#### AVAILABLE DATA ####
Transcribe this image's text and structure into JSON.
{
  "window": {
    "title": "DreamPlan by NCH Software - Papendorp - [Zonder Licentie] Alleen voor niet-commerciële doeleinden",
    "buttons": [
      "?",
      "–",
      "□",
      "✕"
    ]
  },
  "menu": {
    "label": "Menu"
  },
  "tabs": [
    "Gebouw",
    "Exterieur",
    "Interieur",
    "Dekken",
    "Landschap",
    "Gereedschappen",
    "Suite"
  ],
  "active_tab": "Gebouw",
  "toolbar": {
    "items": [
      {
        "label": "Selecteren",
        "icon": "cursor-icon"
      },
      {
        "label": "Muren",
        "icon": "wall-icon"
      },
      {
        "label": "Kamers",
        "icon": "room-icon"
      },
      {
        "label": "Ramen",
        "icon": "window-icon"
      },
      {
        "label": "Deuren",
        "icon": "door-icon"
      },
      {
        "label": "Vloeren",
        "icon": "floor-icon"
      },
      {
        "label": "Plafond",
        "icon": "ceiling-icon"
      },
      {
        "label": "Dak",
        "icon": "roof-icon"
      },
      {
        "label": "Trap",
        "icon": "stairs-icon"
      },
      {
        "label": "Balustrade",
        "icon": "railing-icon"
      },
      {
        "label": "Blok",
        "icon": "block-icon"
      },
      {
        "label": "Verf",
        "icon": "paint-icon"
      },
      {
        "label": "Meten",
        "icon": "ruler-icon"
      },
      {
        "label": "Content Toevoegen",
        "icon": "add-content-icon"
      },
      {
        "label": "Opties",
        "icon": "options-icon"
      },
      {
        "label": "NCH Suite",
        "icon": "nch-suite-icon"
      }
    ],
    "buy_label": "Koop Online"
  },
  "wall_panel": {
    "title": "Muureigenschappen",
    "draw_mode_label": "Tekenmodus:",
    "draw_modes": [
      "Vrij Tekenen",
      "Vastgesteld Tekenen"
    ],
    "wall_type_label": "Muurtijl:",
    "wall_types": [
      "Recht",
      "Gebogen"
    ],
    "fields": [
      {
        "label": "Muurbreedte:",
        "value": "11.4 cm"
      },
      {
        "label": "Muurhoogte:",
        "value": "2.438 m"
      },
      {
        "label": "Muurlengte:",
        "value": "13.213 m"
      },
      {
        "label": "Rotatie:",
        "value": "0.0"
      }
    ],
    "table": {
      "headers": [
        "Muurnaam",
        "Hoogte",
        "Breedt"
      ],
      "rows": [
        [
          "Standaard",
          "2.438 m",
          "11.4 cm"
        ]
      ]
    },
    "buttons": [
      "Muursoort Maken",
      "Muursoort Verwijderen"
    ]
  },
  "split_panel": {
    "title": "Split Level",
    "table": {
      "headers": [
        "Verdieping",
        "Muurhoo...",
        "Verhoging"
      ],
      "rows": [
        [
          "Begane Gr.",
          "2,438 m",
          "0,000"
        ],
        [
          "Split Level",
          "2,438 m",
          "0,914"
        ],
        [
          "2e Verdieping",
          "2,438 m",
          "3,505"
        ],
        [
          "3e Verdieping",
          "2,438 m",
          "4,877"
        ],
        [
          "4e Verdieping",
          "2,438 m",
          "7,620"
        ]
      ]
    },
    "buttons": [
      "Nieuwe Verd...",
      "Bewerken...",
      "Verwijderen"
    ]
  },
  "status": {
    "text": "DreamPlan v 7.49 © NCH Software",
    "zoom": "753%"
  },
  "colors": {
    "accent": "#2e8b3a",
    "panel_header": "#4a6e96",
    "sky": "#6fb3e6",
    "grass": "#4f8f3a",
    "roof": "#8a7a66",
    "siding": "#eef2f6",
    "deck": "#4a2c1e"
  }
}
####
[EXERCISE BRIEF]
Each entry above needs to be retyped exactly.

[SOLUTION BELOW]
Transcribe this image's text and structure into JSON.
{
  "window": {
    "title": "DreamPlan by NCH Software - Papendorp - [Zonder Licentie] Alleen voor niet-commerciële doeleinden",
    "buttons": [
      "?",
      "–",
      "□",
      "✕"
    ]
  },
  "menu": {
    "label": "Menu"
  },
  "tabs": [
    "Gebouw",
    "Exterieur",
    "Interieur",
    "Dekken",
    "Landschap",
    "Gereedschappen",
    "Suite"
  ],
  "active_tab": "Gebouw",
  "toolbar": {
    "items": [
      {
        "label": "Selecteren",
        "icon": "cursor-icon"
      },
      {
        "label": "Muren",
        "icon": "wall-icon"
      },
      {
        "label": "Kamers",
        "icon": "room-icon"
      },
      {
        "label": "Ramen",
        "icon": "window-icon"
      },
      {
        "label": "Deuren",
        "icon": "door-icon"
      },
      {
        "label": "Vloeren",
        "icon": "floor-icon"
      },
      {
        "label": "Plafond",
        "icon": "ceiling-icon"
      },
      {
        "label": "Dak",
        "icon": "roof-icon"
      },
      {
        "label": "Trap",
        "icon": "stairs-icon"
      },
      {
        "label": "Balustrade",
        "icon": "railing-icon"
      },
      {
        "label": "Blok",
        "icon": "block-icon"
      },
      {
        "label": "Verf",
        "icon": "paint-icon"
      },
      {
        "label": "Meten",
        "icon": "ruler-icon"
      },
      {
        "label": "Content Toevoegen",
        "icon": "add-content-icon"
      },
      {
        "label": "Opties",
        "icon": "options-icon"
      },
      {
        "label": "NCH Suite",
        "icon": "nch-suite-icon"
      }
    ],
    "buy_label": "Koop Online"
  },
  "wall_panel": {
    "title": "Muureigenschappen",
    "draw_mode_label": "Tekenmodus:",
    "draw_modes": [
      "Vrij Tekenen",
      "Vastgesteld Tekenen"
    ],
    "wall_type_label": "Muurtijl:",
    "wall_types": [
      "Recht",
      "Gebogen"
    ],
    "fields": [
      {
        "label": "Muurbreedte:",
        "value": "11.4 cm"
      },
      {
        "label": "Muurhoogte:",
        "value": "2.438 m"
      },
      {
        "label": "Muurlengte:",
        "value": "13.213 m"
      },
      {
        "label": "Rotatie:",
        "value": "0.0"
      }
    ],
    "table": {
      "headers": [
        "Muurnaam",
        "Hoogte",
        "Breedt"
      ],
      "rows": [
        [
          "Standaard",
          "2.438 m",
          "11.4 cm"
        ]
      ]
    },
    "buttons": [
      "Muursoort Maken",
      "Muursoort Verwijderen"
    ]
  },
  "split_panel": {
    "title": "Split Level",
    "table": {
      "headers": [
        "Verdieping",
        "Muurhoo...",
        "Verhoging"
      ],
      "rows": [
        [
          "Begane Gr.",
          "2,438 m",
          "0,000"
        ],
        [
          "Split Level",
          "2,438 m",
          "0,914"
        ],
        [
          "2e Verdieping",
          "2,438 m",
          "3,505"
        ],
        [
          "3e Verdieping",
          "2,438 m",
          "4,877"
        ],
        [
          "4e Verdieping",
          "2,438 m",
          "7,620"
        ]
      ]
    },
    "buttons": [
      "Nieuwe Verd...",
      "Bewerken...",
      "Verwijderen"
    ]
  },
  "status": {
    "text": "DreamPlan v 7.49 © NCH Software",
    "zoom": "753%"
  },
  "colors": {
    "accent": "#2e8b3a",
    "panel_header": "#4a6e96",
    "sky": "#6fb3e6",
    "grass": "#4f8f3a",
    "roof": "#8a7a66",
    "siding": "#eef2f6",
    "deck": "#4a2c1e"
  }
}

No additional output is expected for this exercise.